== INSTRUCTIONS TO FOLLOW ==
Among the lines of this listing, determine how many contain the string "position". Answer with the number only.

== Data entries ==
--- begin ---
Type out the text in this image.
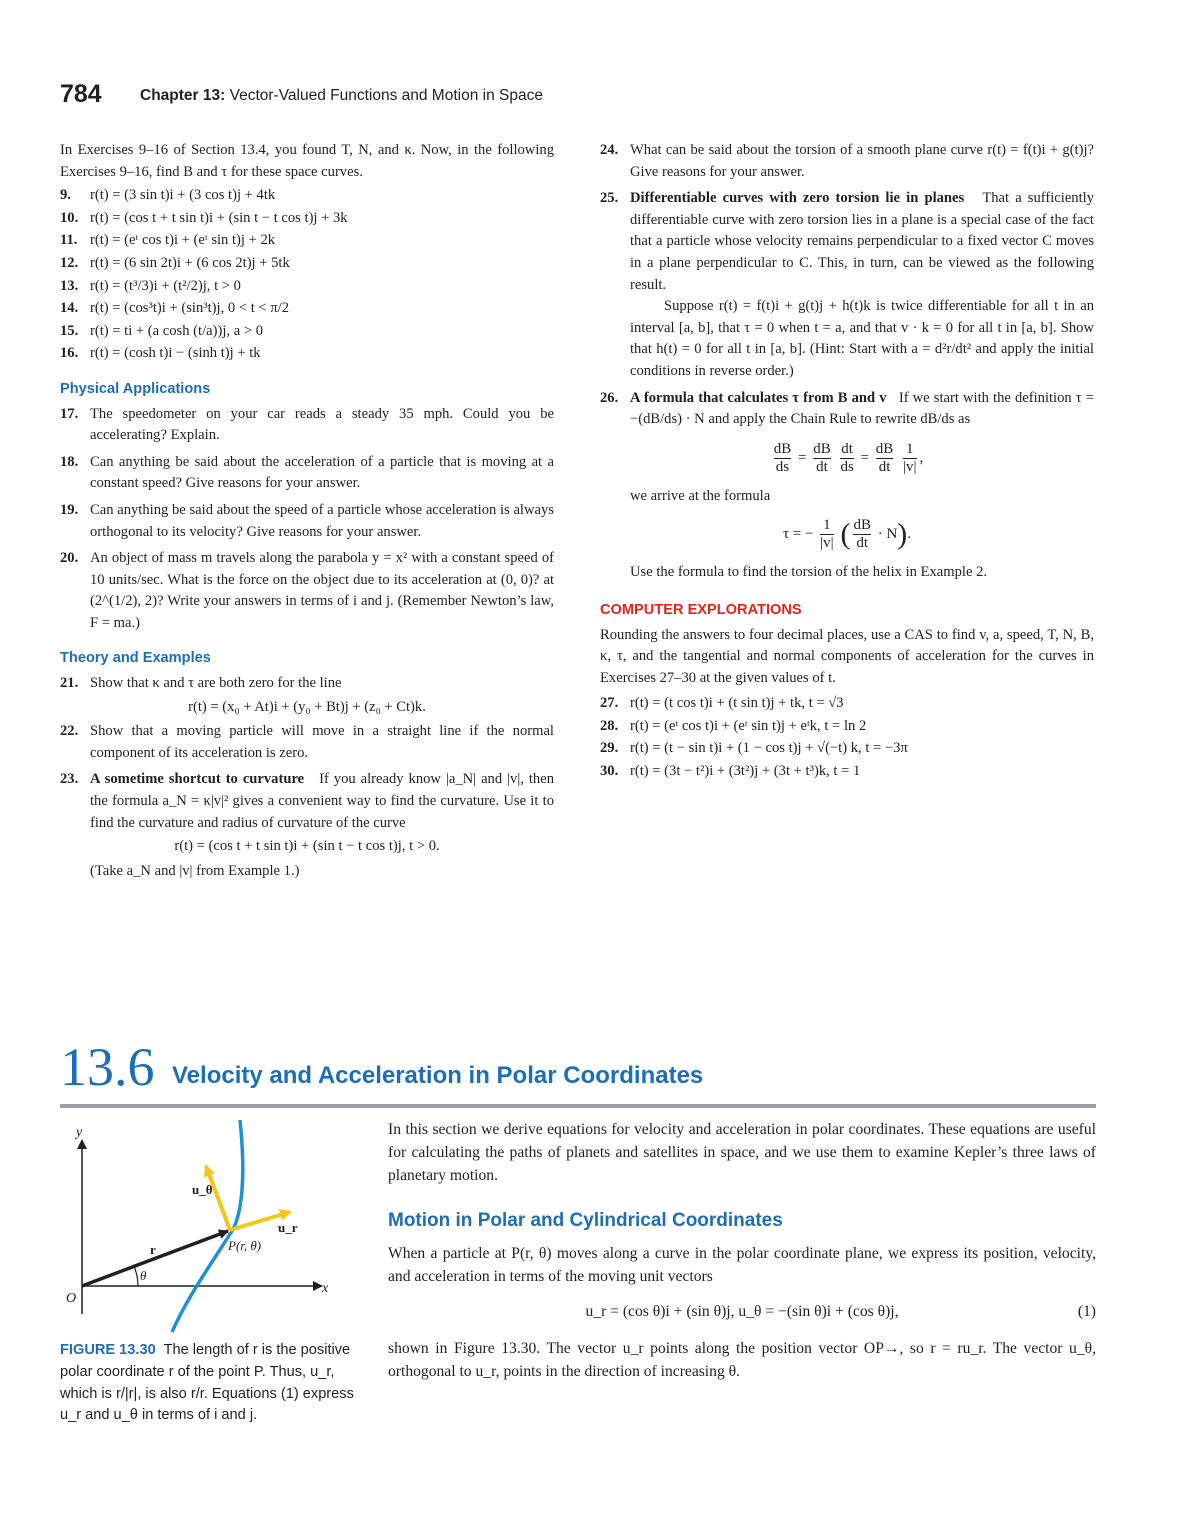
784 Chapter 13: Vector-Valued Functions and Motion in Space

In Exercises 9–16 of Section 13.4, you found T, N, and κ. Now, in the following Exercises 9–16, find B and τ for these space curves.

9.	r(t) = (3 sin t)i + (3 cos t)j + 4tk
10. r(t) = (cos t + t sin t)i + (sin t − t cos t)j + 3k
11. r(t) = (eᵗ cos t)i + (eᵗ sin t)j + 2k
12. r(t) = (6 sin 2t)i + (6 cos 2t)j + 5tk
13. r(t) = (t³/3)i + (t²/2)j, t > 0
14. r(t) = (cos³t)i + (sin³t)j, 0 < t < π/2
15. r(t) = ti + (a cosh (t/a))j, a > 0
16. r(t) = (cosh t)i − (sinh t)j + tk
Physical Applications
17. The speedometer on your car reads a steady 35 mph. Could you be accelerating? Explain.
18. Can anything be said about the acceleration of a particle that is moving at a constant speed? Give reasons for your answer.
19. Can anything be said about the speed of a particle whose acceleration is always orthogonal to its velocity? Give reasons for your answer.
20. An object of mass m travels along the parabola y = x² with a constant speed of 10 units/sec. What is the force on the object due to its acceleration at (0, 0)? at (2^(1/2), 2)? Write your answers in terms of i and j. (Remember Newton’s law, F = ma.)
Theory and Examples
21. Show that κ and τ are both zero for the line

r(t) = (x₀ + At)i + (y₀ + Bt)j + (z₀ + Ct)k.

22. Show that a moving particle will move in a straight line if the normal component of its acceleration is zero.
23. A sometime shortcut to curvature If you already know |a_N| and |v|, then the formula a_N = κ|v|² gives a convenient way to find the curvature. Use it to find the curvature and radius of curvature of the curve

r(t) = (cos t + t sin t)i + (sin t − t cos t)j, t > 0.

(Take a_N and |v| from Example 1.)

24. What can be said about the torsion of a smooth plane curve r(t) = f(t)i + g(t)j? Give reasons for your answer.
25. Differentiable curves with zero torsion lie in planes That a sufficiently differentiable curve with zero torsion lies in a plane is a special case of the fact that a particle whose velocity remains perpendicular to a fixed vector C moves in a plane perpendicular to C. This, in turn, can be viewed as the following result.
Suppose r(t) = f(t)i + g(t)j + h(t)k is twice differentiable for all t in an interval [a, b], that τ = 0 when t = a, and that v · k = 0 for all t in [a, b]. Show that h(t) = 0 for all t in [a, b]. (Hint: Start with a = d²r/dt² and apply the initial conditions in reverse order.)
26. A formula that calculates τ from B and v If we start with the definition τ = −(dB/ds) · N and apply the Chain Rule to rewrite dB/ds as
$\frac{dB}{ds} = \frac{dB}{dt}$
$\frac{dt}{ds} = \frac{dB}{dt}$
$\frac{1}{|v|}$ ,

we arrive at the formula

τ = − $\frac{1}{|v|}$ ( $\frac{dB}{dt} \cdot N$).

Use the formula to find the torsion of the helix in Example 2.

COMPUTER EXPLORATIONS

Rounding the answers to four decimal places, use a CAS to find v, a, speed, T, N, B, κ, τ, and the tangential and normal components of acceleration for the curves in Exercises 27–30 at the given values of t.

27. r(t) = (t cos t)i + (t sin t)j + tk, t = √3
28. r(t) = (eᵗ cos t)i + (eᵗ sin t)j + eᵗk, t = ln 2
29. r(t) = (t − sin t)i + (1 − cos t)j + √(−t) k, t = −3π
30. r(t) = (3t − t²)i + (3t²)j + (3t + t³)k, t = 1
13.6 Velocity and Acceleration in Polar Coordinates
y
x
O
u_θ
u_r
r
θ
P(r, θ)
FIGURE 13.30 The length of r is the positive polar coordinate r of the point P. Thus, u_r, which is r/|r|, is also r/r. Equations (1) express u_r and u_θ in terms of i and j.

In this section we derive equations for velocity and acceleration in polar coordinates. These equations are useful for calculating the paths of planets and satellites in space, and we use them to examine Kepler’s three laws of planetary motion.

Motion in Polar and Cylindrical Coordinates

When a particle at P(r, θ) moves along a curve in the polar coordinate plane, we express its position, velocity, and acceleration in terms of the moving unit vectors

u_r = (cos θ)i + (sin θ)j, u_θ = −(sin θ)i + (cos θ)j,	(1)

shown in Figure 13.30. The vector u_r points along the position vector OP→, so r = ru_r. The vector u_θ, orthogonal to u_r, points in the direction of increasing θ.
--- end ---
== RESPONSE TO THE EXERCISE ==
2